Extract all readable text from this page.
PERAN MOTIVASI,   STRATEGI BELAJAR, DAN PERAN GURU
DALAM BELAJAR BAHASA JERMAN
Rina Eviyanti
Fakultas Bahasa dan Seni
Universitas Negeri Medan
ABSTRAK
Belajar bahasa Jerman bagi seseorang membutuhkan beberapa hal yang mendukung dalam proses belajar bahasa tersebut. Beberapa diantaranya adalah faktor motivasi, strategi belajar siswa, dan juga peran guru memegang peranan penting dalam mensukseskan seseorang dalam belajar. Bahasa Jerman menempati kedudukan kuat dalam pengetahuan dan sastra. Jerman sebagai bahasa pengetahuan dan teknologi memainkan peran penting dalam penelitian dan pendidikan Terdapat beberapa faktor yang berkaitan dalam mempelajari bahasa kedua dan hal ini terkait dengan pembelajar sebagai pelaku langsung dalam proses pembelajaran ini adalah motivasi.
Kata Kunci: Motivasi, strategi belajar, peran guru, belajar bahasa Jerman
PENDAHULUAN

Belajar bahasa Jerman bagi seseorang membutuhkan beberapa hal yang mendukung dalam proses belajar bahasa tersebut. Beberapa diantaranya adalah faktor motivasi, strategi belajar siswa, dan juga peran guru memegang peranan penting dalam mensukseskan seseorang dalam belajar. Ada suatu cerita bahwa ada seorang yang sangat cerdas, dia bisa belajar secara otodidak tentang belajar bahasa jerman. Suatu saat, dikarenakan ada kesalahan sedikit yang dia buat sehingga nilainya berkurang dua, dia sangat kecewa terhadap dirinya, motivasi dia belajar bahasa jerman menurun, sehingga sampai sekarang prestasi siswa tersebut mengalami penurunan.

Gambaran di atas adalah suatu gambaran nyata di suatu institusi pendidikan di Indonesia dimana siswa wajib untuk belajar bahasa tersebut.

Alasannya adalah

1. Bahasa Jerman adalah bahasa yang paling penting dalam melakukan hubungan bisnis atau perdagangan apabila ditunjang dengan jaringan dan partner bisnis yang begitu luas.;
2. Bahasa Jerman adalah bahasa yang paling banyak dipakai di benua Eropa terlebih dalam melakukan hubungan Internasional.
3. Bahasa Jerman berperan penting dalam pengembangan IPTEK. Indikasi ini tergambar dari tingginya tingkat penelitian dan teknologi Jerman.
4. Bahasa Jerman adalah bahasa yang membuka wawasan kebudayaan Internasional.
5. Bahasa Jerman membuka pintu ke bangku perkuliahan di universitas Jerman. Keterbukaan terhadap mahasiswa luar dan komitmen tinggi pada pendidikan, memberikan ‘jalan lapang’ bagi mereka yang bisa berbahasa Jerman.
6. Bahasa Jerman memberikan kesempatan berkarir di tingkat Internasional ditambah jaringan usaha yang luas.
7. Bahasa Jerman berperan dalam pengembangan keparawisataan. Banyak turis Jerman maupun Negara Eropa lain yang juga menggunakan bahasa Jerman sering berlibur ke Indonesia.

◆ **Instructions to follow**
Report only the number of lines that hold the word "faktor".

◆ **Result**
2